▶ [Collected data entries]:
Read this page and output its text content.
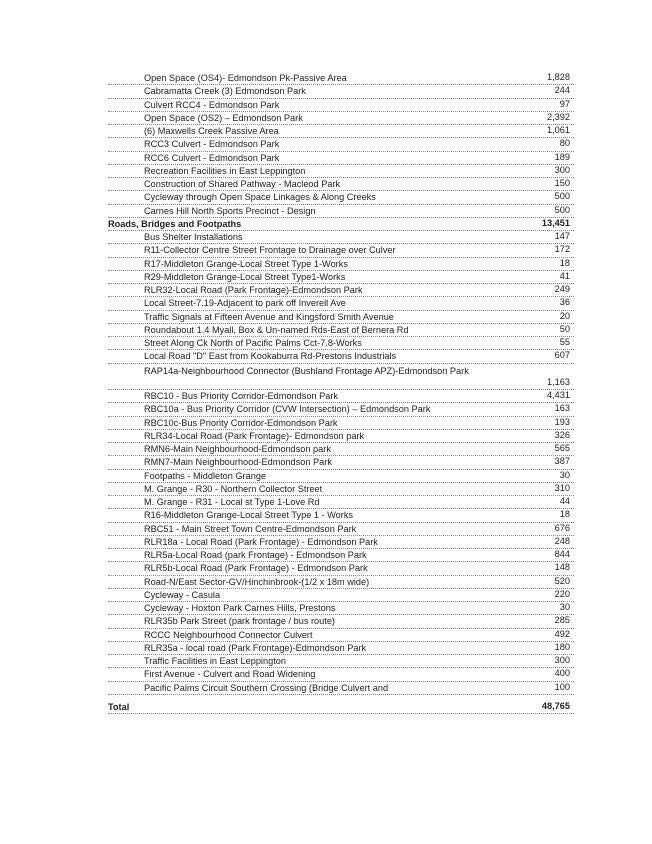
Open Space (OS4)- Edmondson Pk-Passive Area	1,828
Cabramatta Creek (3) Edmondson Park	244
Culvert RCC4 - Edmondson Park	97
Open Space (OS2) – Edmondson Park	2,392
(6) Maxwells Creek Passive Area	1,061
RCC3 Culvert - Edmondson Park	80
RCC6 Culvert - Edmondson Park	189
Recreation Facilities in East Leppington	300
Construction of Shared Pathway - Macleod Park	150
Cycleway through Open Space Linkages & Along Creeks	500
Carnes Hill North Sports Precinct - Design	500
Roads, Bridges and Footpaths	13,451
Bus Shelter Installations	147
R11-Collector Centre Street Frontage to Drainage over Culver	172
R17-Middleton Grange-Local Street Type 1-Works	18
R29-Middleton Grange-Local Street Type1-Works	41
RLR32-Local Road (Park Frontage)-Edmondson Park	249
Local Street-7.19-Adjacent to park off Inverell Ave	36
Traffic Signals at Fifteen Avenue and Kingsford Smith Avenue	20
Roundabout 1.4 Myall, Box & Un-named Rds-East of Bernera Rd	50
Street Along Ck North of Pacific Palms Cct-7.8-Works	55
Local Road "D" East from Kookaburra Rd-Prestons Industrials	607
RAP14a-Neighbourhood Connector (Bushland Frontage APZ)-Edmondson Park
1,163
RBC10 - Bus Priority Corridor-Edmondson Park	4,431
RBC10a - Bus Priority Corridor (CVW Intersection) – Edmondson Park	163
RBC10c-Bus Priority Corridor-Edmondson Park	193
RLR34-Local Road (Park Frontage)- Edmondson park	326
RMN6-Main Neighbourhood-Edmondson park	565
RMN7-Main Neighbourhood-Edmondson Park	387
Footpaths - Middleton Grange	30
M. Grange - R30 - Northern Collector Street	310
M. Grange - R31 - Local st Type 1-Love Rd	44
R16-Middleton Grange-Local Street Type 1 - Works	18
RBC51 - Main Street Town Centre-Edmondson Park	676
RLR18a - Local Road (Park Frontage) - Edmondson Park	248
RLR5a-Local Road (park Frontage) - Edmondson Park	844
RLR5b-Local Road (Park Frontage) - Edmondson Park	148
Road-N/East Sector-GV/Hinchinbrook-(1/2 x 18m wide)	520
Cycleway - Casula	220
Cycleway - Hoxton Park Carnes Hills, Prestons	30
RLR35b Park Street (park frontage / bus route)	285
RCCC Neighbourhood Connector Culvert	492
RLR35a - local road (Park Frontage)-Edmondson Park	180
Traffic Facilities in East Leppington	300
First Avenue - Culvert and Road Widening	400
Pacific Palms Circuit Southern Crossing (Bridge Culvert and	100
Total	48,765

▶ [Direction]:
Pictures in the records above are not copied; print everything else exactly.

▶ [Exercise answer]:
Read this page and output its text content.
Open Space (OS4)- Edmondson Pk-Passive Area	1,828
Cabramatta Creek (3) Edmondson Park	244
Culvert RCC4 - Edmondson Park	97
Open Space (OS2) – Edmondson Park	2,392
(6) Maxwells Creek Passive Area	1,061
RCC3 Culvert - Edmondson Park	80
RCC6 Culvert - Edmondson Park	189
Recreation Facilities in East Leppington	300
Construction of Shared Pathway - Macleod Park	150
Cycleway through Open Space Linkages & Along Creeks	500
Carnes Hill North Sports Precinct - Design	500
Roads, Bridges and Footpaths	13,451
Bus Shelter Installations	147
R11-Collector Centre Street Frontage to Drainage over Culver	172
R17-Middleton Grange-Local Street Type 1-Works	18
R29-Middleton Grange-Local Street Type1-Works	41
RLR32-Local Road (Park Frontage)-Edmondson Park	249
Local Street-7.19-Adjacent to park off Inverell Ave	36
Traffic Signals at Fifteen Avenue and Kingsford Smith Avenue	20
Roundabout 1.4 Myall, Box & Un-named Rds-East of Bernera Rd	50
Street Along Ck North of Pacific Palms Cct-7.8-Works	55
Local Road "D" East from Kookaburra Rd-Prestons Industrials	607
RAP14a-Neighbourhood Connector (Bushland Frontage APZ)-Edmondson Park
1,163
RBC10 - Bus Priority Corridor-Edmondson Park	4,431
RBC10a - Bus Priority Corridor (CVW Intersection) – Edmondson Park	163
RBC10c-Bus Priority Corridor-Edmondson Park	193
RLR34-Local Road (Park Frontage)- Edmondson park	326
RMN6-Main Neighbourhood-Edmondson park	565
RMN7-Main Neighbourhood-Edmondson Park	387
Footpaths - Middleton Grange	30
M. Grange - R30 - Northern Collector Street	310
M. Grange - R31 - Local st Type 1-Love Rd	44
R16-Middleton Grange-Local Street Type 1 - Works	18
RBC51 - Main Street Town Centre-Edmondson Park	676
RLR18a - Local Road (Park Frontage) - Edmondson Park	248
RLR5a-Local Road (park Frontage) - Edmondson Park	844
RLR5b-Local Road (Park Frontage) - Edmondson Park	148
Road-N/East Sector-GV/Hinchinbrook-(1/2 x 18m wide)	520
Cycleway - Casula	220
Cycleway - Hoxton Park Carnes Hills, Prestons	30
RLR35b Park Street (park frontage / bus route)	285
RCCC Neighbourhood Connector Culvert	492
RLR35a - local road (Park Frontage)-Edmondson Park	180
Traffic Facilities in East Leppington	300
First Avenue - Culvert and Road Widening	400
Pacific Palms Circuit Southern Crossing (Bridge Culvert and	100
Total	48,765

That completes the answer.